Data records:
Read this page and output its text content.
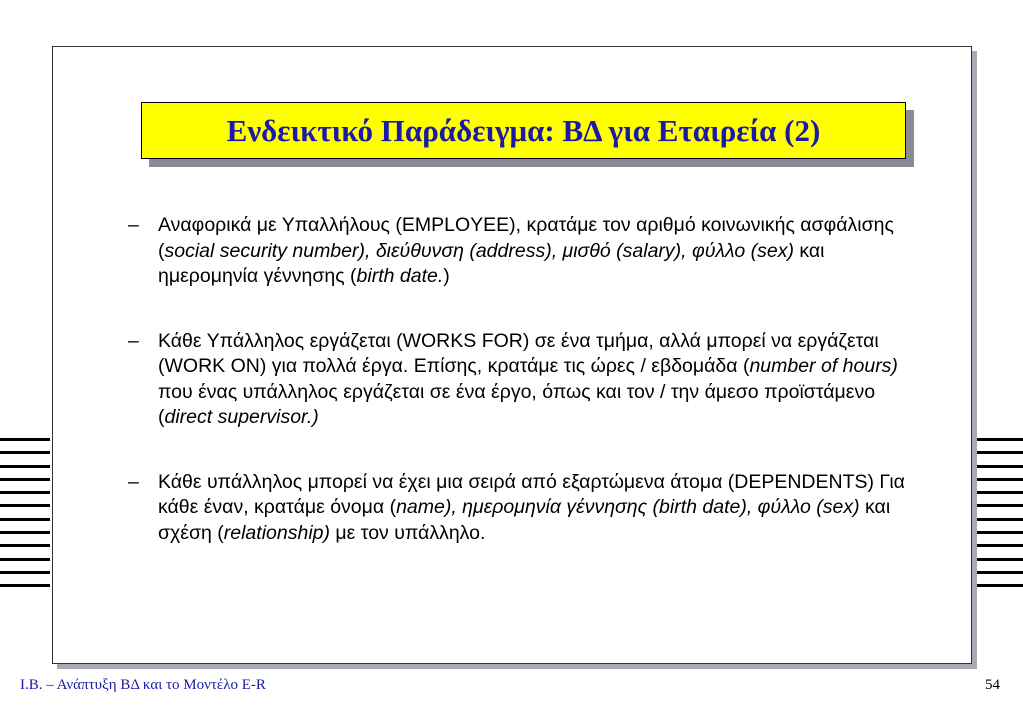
Ενδεικτικό Παράδειγμα: ΒΔ για Εταιρεία (2)
– Αναφορικά με Υπαλλήλους (EMPLOYEE), κρατάμε τον αριθμό κοινωνικής ασφάλισης (social security number), διεύθυνση (address), μισθό (salary), φύλλο (sex) και ημερομηνία γέννησης (birth date.)
– Κάθε Υπάλληλος εργάζεται (WORKS FOR) σε ένα τμήμα, αλλά μπορεί να εργάζεται (WORK ON) για πολλά έργα. Επίσης, κρατάμε τις ώρες / εβδομάδα (number of hours) που ένας υπάλληλος εργάζεται σε ένα έργο, όπως και τον / την άμεσο προϊστάμενο (direct supervisor.)
– Κάθε υπάλληλος μπορεί να έχει μια σειρά από εξαρτώμενα άτομα (DEPENDENTS) Για κάθε έναν, κρατάμε όνομα (name), ημερομηνία γέννησης (birth date), φύλλο (sex) και σχέση (relationship) με τον υπάλληλο.
Ι.Β. – Ανάπτυξη ΒΔ και το Μοντέλο Ε-R	54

> [Task directions]:
Print the full listing exactly, dropping the pictures.

> [Expected answer]:
Read this page and output its text content.
Ενδεικτικό Παράδειγμα: ΒΔ για Εταιρεία (2)
– Αναφορικά με Υπαλλήλους (EMPLOYEE), κρατάμε τον αριθμό κοινωνικής ασφάλισης (social security number), διεύθυνση (address), μισθό (salary), φύλλο (sex) και ημερομηνία γέννησης (birth date.)
– Κάθε Υπάλληλος εργάζεται (WORKS FOR) σε ένα τμήμα, αλλά μπορεί να εργάζεται (WORK ON) για πολλά έργα. Επίσης, κρατάμε τις ώρες / εβδομάδα (number of hours) που ένας υπάλληλος εργάζεται σε ένα έργο, όπως και τον / την άμεσο προϊστάμενο (direct supervisor.)
– Κάθε υπάλληλος μπορεί να έχει μια σειρά από εξαρτώμενα άτομα (DEPENDENTS) Για κάθε έναν, κρατάμε όνομα (name), ημερομηνία γέννησης (birth date), φύλλο (sex) και σχέση (relationship) με τον υπάλληλο.
Ι.Β. – Ανάπτυξη ΒΔ και το Μοντέλο Ε-R	54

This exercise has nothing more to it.